▶ **TASK REQUIREMENTS**
Rewrite the entries from their start through the line containing "interval-input-field[interactable]: 1000: [158, 389, 182, 403]", swapping "bbox" for "bounding box" and leaving everything else unchanged.

▶ **Stored items from a collection**
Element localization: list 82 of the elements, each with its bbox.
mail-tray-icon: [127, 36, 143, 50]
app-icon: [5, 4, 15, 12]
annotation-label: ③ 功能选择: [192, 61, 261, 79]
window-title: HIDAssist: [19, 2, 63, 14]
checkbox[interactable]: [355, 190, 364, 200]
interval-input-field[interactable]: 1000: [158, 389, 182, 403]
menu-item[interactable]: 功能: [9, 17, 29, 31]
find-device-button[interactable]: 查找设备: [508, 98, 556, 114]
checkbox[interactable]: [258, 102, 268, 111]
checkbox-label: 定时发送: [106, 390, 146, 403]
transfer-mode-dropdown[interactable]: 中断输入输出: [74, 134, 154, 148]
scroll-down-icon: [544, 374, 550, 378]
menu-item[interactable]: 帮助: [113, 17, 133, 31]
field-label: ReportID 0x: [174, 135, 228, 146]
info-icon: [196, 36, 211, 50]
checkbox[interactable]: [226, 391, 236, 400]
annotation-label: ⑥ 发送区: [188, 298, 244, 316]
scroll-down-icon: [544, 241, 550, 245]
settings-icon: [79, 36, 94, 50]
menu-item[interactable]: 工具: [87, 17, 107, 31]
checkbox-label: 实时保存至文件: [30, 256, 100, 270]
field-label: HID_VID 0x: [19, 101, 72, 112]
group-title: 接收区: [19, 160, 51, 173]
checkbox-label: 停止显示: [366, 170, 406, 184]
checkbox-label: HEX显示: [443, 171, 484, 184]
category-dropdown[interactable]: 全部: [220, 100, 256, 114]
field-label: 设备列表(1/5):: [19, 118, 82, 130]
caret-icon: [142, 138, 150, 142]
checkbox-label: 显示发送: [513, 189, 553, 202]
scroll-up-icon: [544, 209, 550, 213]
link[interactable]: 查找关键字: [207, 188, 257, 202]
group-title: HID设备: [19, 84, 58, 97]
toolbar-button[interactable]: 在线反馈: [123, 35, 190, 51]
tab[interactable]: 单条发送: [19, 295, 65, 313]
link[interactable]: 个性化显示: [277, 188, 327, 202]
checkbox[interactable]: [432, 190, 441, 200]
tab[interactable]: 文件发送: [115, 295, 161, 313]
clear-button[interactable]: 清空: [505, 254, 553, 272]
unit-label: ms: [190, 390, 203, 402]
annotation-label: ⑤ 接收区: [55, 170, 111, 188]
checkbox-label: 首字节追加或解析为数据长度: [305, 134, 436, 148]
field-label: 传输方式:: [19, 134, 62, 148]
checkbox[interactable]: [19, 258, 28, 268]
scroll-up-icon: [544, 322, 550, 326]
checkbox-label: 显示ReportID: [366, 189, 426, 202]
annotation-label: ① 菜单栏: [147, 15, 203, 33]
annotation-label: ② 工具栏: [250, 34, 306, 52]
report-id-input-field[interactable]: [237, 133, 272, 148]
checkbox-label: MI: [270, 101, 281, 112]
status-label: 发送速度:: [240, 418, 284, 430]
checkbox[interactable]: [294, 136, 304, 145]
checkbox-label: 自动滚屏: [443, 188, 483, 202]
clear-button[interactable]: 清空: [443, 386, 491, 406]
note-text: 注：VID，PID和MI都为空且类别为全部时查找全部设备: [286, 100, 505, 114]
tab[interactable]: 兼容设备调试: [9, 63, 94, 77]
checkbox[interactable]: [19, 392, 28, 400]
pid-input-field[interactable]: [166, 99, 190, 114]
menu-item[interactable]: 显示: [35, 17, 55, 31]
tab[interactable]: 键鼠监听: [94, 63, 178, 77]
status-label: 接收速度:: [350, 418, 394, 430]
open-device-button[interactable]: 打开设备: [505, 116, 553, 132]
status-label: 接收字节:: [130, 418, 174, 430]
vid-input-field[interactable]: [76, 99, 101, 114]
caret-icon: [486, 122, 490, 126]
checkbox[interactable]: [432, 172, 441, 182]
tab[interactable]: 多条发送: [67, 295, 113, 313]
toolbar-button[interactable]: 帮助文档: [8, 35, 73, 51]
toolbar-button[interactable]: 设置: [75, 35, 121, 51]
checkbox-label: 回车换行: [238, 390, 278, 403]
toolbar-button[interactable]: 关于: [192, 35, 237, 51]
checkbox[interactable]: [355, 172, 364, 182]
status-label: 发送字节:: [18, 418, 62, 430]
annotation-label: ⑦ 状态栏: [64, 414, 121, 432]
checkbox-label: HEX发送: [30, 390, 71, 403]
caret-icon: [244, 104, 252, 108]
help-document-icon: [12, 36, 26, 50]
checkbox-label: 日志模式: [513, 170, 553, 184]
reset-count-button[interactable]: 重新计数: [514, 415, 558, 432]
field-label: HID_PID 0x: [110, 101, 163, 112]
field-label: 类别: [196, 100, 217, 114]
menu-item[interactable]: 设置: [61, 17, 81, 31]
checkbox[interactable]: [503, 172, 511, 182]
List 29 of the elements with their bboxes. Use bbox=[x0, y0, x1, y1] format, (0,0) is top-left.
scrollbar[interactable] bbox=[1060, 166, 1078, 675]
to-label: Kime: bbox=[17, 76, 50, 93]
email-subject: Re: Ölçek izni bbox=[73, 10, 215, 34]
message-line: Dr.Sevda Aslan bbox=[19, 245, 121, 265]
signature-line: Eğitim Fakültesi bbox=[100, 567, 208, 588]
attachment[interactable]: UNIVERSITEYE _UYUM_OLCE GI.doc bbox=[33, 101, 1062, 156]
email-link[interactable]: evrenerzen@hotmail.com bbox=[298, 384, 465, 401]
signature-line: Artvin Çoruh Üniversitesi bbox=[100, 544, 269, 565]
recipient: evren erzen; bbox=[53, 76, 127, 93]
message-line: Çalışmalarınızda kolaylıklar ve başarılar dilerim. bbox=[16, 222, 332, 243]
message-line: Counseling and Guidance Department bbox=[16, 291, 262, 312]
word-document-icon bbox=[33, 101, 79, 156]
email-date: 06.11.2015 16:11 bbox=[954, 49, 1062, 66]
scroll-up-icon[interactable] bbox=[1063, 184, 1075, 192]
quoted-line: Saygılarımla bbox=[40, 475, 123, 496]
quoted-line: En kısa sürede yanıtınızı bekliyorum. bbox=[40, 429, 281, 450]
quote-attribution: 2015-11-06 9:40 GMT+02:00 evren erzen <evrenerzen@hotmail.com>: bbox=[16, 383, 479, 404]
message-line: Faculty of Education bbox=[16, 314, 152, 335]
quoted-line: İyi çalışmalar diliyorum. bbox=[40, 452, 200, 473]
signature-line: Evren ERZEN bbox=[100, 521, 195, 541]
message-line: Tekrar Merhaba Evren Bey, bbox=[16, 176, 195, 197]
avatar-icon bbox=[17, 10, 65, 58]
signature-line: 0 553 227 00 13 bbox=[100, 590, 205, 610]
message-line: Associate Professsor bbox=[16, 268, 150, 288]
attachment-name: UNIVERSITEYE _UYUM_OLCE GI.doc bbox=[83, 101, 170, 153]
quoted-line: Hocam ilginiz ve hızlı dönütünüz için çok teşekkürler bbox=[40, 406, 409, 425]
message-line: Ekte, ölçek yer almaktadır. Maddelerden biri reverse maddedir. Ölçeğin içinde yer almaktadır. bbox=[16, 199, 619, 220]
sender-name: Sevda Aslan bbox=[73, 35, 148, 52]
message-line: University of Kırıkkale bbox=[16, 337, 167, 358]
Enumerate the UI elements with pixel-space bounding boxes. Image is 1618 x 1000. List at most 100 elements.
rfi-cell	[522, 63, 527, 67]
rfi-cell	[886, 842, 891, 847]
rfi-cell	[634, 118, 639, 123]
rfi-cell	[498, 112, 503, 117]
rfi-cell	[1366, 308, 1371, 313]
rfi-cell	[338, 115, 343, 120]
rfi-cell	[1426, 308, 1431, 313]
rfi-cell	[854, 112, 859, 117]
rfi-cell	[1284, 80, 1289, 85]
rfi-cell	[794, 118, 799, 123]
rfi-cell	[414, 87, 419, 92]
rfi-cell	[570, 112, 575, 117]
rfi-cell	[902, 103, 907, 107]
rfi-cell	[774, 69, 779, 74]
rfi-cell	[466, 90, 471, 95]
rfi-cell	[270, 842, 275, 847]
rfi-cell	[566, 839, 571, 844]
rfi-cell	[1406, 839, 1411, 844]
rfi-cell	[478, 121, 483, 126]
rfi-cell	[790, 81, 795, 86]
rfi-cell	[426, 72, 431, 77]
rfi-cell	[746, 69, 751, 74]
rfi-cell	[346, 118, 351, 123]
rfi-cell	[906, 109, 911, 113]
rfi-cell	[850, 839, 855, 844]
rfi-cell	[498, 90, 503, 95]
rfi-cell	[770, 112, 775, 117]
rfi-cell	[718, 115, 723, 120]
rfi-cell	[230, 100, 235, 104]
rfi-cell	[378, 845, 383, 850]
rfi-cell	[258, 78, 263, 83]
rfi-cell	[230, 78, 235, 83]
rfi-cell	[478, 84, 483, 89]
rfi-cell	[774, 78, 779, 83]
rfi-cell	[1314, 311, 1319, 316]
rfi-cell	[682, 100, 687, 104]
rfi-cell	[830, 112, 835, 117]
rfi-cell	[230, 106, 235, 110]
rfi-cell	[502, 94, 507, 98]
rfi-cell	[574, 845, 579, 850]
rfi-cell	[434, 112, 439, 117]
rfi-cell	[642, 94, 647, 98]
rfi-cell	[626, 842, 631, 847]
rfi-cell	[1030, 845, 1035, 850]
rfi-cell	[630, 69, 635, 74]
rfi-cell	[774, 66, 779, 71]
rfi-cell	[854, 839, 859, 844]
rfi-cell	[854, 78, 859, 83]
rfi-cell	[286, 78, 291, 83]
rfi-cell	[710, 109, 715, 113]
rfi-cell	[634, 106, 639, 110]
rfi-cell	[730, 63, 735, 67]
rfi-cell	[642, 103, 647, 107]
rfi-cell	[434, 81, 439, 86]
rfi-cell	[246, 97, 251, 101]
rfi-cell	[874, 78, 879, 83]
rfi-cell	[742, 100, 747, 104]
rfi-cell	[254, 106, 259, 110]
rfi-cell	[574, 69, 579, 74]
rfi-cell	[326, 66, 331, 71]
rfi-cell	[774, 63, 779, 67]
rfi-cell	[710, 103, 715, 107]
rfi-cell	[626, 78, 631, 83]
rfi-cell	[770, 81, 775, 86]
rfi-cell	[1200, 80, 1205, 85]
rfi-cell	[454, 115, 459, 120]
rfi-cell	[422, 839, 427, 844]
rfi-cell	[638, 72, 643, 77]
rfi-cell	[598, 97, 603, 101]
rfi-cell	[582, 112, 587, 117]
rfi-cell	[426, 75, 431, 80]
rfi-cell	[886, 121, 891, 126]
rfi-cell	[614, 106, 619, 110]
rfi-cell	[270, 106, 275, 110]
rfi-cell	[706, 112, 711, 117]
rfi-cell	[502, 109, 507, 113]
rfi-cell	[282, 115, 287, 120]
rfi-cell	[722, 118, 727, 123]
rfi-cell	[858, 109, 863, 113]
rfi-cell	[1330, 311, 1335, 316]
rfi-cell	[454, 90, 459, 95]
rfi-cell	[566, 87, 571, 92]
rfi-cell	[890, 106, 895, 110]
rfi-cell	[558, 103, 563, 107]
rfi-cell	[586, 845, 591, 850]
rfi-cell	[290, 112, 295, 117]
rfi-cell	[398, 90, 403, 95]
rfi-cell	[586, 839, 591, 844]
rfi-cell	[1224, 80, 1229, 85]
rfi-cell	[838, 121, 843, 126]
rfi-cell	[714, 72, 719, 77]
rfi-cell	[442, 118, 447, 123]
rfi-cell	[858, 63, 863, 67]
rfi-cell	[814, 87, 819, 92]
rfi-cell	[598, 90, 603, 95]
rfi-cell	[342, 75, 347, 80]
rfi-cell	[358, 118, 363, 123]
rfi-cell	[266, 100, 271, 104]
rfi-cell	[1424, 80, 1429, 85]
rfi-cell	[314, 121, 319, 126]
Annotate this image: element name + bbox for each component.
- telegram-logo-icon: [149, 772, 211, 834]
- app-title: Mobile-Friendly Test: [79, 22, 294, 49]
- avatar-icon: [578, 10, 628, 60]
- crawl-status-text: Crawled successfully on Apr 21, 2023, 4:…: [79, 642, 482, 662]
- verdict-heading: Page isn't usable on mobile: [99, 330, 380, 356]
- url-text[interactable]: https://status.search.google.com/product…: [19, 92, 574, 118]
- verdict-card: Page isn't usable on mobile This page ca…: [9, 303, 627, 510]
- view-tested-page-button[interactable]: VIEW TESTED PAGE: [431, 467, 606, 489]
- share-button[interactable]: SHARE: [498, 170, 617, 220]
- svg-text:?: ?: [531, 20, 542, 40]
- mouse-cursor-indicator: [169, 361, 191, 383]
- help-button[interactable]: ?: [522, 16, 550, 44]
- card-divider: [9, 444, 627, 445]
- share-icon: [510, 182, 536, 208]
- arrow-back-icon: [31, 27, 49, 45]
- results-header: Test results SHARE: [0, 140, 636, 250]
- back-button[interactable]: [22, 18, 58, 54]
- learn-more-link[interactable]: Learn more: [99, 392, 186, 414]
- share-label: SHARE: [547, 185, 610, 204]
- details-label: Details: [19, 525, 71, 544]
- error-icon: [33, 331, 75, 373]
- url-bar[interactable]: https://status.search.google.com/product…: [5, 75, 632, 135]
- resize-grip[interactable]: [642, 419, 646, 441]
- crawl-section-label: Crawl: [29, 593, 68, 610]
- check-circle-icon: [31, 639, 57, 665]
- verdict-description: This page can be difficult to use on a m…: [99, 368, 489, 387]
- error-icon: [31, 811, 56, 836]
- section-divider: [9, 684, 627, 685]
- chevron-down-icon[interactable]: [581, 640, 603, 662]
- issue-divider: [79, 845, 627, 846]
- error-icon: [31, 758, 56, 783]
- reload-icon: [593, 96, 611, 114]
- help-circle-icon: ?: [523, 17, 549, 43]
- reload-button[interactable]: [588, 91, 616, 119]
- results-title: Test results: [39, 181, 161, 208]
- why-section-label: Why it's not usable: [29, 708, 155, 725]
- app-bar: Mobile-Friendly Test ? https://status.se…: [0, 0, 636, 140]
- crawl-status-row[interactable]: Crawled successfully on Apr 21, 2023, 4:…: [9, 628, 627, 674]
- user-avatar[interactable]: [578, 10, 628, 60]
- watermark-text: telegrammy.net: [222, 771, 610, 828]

▶ **RESULT OF THIS TASK**
Element localization: list 82 of the elements, each with its bounding box.
mail-tray-icon: [127, 36, 143, 50]
app-icon: [5, 4, 15, 12]
annotation-label: ③ 功能选择: [192, 61, 261, 79]
window-title: HIDAssist: [19, 2, 63, 14]
checkbox[interactable]: [355, 190, 364, 200]
interval-input-field[interactable]: 1000: [158, 389, 182, 403]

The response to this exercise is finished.